## Begin The input

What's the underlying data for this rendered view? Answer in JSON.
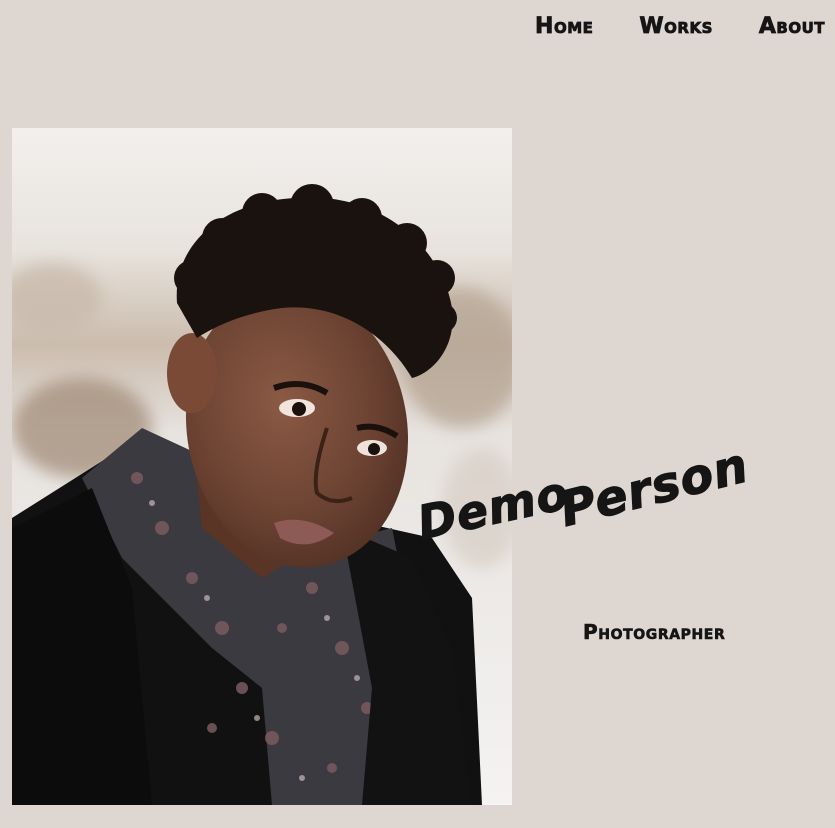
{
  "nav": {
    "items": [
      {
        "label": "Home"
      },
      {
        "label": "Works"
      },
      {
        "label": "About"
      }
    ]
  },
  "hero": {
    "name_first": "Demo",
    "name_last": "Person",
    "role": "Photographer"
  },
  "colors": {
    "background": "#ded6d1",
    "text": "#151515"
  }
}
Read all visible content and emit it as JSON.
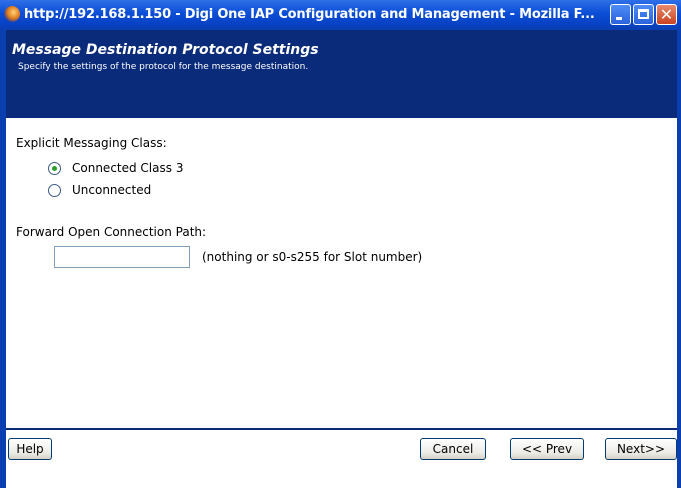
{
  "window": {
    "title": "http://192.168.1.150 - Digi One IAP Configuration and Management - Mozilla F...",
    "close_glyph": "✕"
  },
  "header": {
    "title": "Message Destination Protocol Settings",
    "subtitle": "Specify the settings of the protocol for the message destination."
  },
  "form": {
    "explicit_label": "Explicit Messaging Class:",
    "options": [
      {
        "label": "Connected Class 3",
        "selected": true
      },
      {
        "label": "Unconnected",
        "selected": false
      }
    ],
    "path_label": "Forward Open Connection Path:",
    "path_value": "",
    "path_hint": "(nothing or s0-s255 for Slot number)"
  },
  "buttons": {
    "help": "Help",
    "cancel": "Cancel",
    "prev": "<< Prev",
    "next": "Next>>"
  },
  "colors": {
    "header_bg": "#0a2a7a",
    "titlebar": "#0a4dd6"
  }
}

## End The input
## Begin The input

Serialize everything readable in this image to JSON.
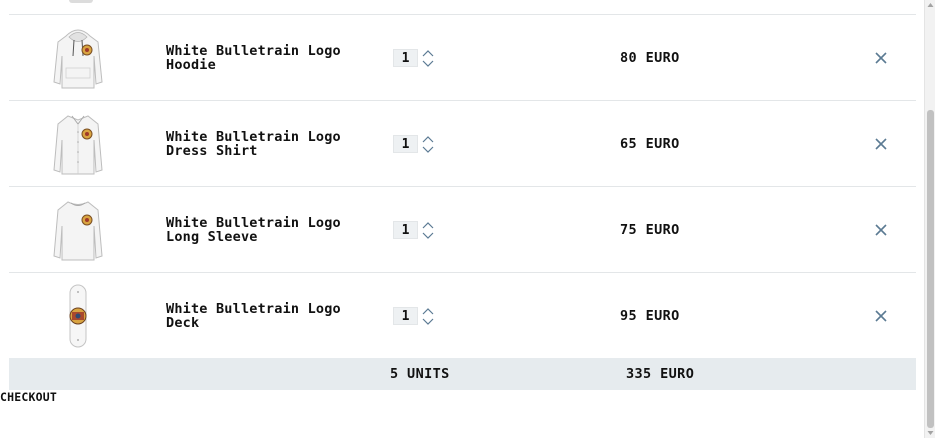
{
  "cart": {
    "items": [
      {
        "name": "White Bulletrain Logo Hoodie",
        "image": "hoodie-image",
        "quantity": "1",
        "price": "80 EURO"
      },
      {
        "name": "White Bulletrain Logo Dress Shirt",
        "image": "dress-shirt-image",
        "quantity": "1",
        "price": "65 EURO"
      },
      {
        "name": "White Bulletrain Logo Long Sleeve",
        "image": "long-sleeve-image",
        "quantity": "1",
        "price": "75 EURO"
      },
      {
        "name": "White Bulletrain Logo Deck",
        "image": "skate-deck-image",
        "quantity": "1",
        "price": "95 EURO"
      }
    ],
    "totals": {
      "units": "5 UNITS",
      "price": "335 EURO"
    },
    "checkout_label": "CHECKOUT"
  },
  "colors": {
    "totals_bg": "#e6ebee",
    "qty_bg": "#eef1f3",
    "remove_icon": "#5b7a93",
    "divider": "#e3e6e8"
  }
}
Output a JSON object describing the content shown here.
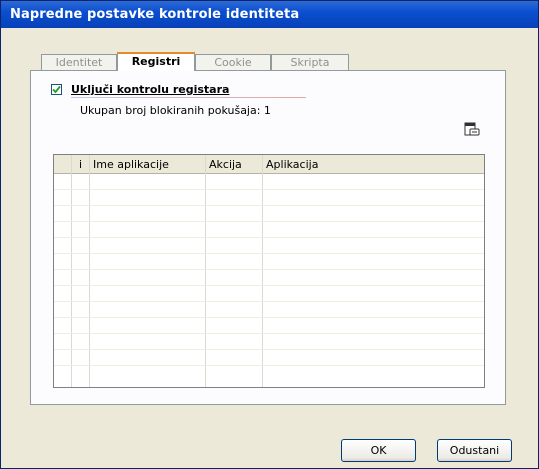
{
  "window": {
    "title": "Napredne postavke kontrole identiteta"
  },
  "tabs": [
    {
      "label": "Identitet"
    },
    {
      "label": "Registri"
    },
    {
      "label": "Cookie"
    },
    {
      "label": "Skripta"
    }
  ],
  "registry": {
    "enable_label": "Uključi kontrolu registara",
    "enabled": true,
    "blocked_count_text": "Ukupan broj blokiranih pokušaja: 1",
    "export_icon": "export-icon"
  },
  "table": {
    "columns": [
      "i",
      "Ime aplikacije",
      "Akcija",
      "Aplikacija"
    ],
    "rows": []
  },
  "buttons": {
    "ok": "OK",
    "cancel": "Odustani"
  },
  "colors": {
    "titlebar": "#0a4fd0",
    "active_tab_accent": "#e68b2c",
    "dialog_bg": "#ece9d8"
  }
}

## End The input
## Begin The input

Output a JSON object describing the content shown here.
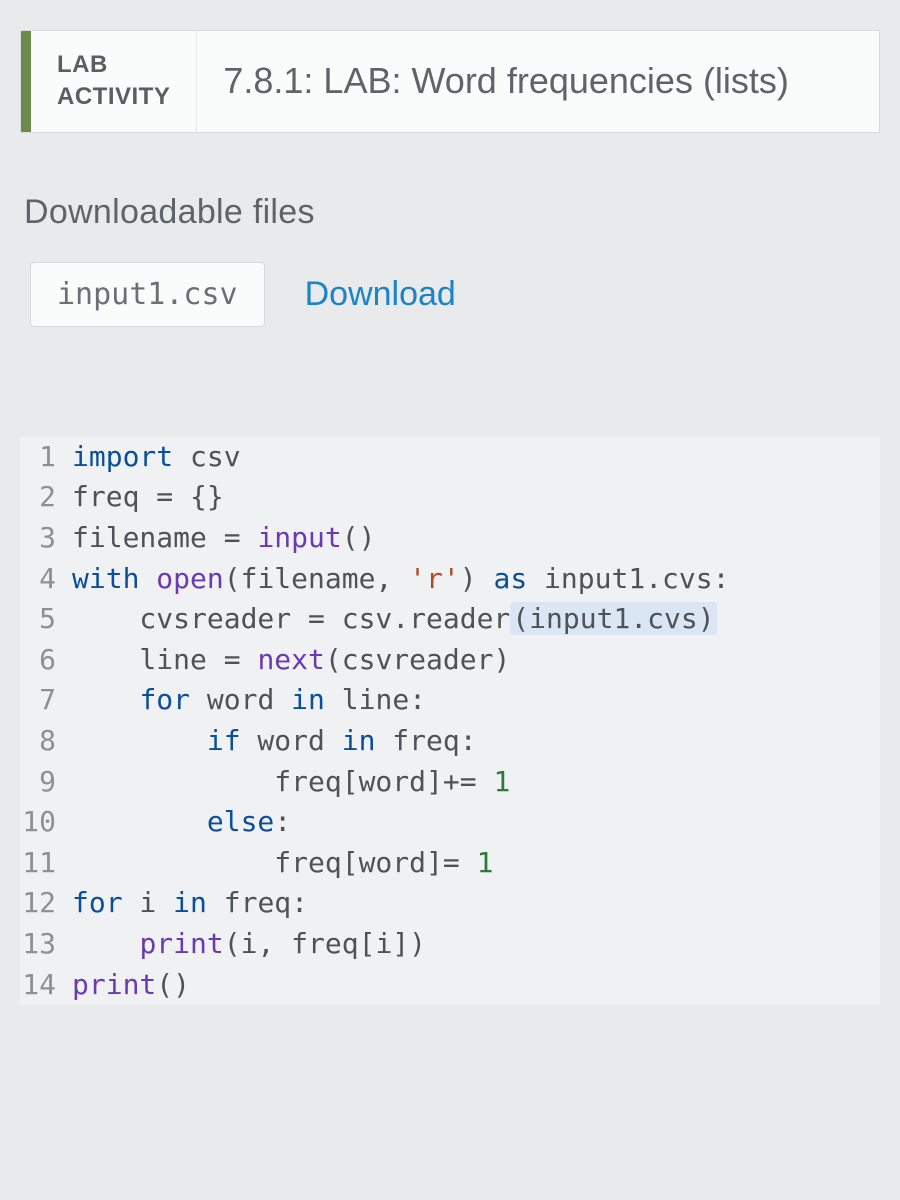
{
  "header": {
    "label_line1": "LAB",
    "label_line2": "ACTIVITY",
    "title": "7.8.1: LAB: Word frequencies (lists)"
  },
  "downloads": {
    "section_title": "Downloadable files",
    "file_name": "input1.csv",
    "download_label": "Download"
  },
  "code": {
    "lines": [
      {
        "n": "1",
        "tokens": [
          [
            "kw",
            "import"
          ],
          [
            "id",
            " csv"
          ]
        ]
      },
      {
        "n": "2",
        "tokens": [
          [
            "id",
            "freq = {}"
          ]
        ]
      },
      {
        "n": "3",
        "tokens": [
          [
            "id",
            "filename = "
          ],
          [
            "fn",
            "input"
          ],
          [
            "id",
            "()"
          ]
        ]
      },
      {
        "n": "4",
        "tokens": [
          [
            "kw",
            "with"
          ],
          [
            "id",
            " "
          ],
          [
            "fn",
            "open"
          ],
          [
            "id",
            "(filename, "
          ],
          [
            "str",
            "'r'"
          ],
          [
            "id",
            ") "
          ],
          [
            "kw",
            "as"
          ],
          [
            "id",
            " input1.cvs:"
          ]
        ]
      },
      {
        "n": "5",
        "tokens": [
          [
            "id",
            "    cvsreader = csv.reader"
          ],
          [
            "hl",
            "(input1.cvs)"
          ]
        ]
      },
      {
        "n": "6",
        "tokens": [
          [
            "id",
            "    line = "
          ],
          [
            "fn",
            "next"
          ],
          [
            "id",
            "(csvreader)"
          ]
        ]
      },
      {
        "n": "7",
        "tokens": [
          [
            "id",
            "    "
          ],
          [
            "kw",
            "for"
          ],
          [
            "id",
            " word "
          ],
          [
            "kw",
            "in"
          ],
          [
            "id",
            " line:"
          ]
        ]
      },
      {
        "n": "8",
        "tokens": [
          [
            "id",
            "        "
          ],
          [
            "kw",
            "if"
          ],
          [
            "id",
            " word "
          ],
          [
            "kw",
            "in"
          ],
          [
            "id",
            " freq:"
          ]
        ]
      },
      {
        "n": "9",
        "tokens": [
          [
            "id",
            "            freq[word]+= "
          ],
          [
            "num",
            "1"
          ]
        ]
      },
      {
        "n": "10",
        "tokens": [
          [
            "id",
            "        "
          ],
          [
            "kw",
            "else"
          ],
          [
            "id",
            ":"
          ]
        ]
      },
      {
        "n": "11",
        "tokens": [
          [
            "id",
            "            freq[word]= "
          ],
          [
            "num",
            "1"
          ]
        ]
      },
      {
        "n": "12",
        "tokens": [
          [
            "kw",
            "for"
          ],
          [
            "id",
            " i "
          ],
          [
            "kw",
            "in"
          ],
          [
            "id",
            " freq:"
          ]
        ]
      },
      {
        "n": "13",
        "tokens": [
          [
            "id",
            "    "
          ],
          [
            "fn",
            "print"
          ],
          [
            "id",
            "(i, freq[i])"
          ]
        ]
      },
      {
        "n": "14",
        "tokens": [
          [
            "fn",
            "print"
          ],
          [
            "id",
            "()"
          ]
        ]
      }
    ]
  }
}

## End The input

Locate the word "price" in the data above. Copy every line carrying it.

        "price": "80 EURO"
        "price": "65 EURO"
        "price": "75 EURO"
        "price": "95 EURO"
      "price": "335 EURO"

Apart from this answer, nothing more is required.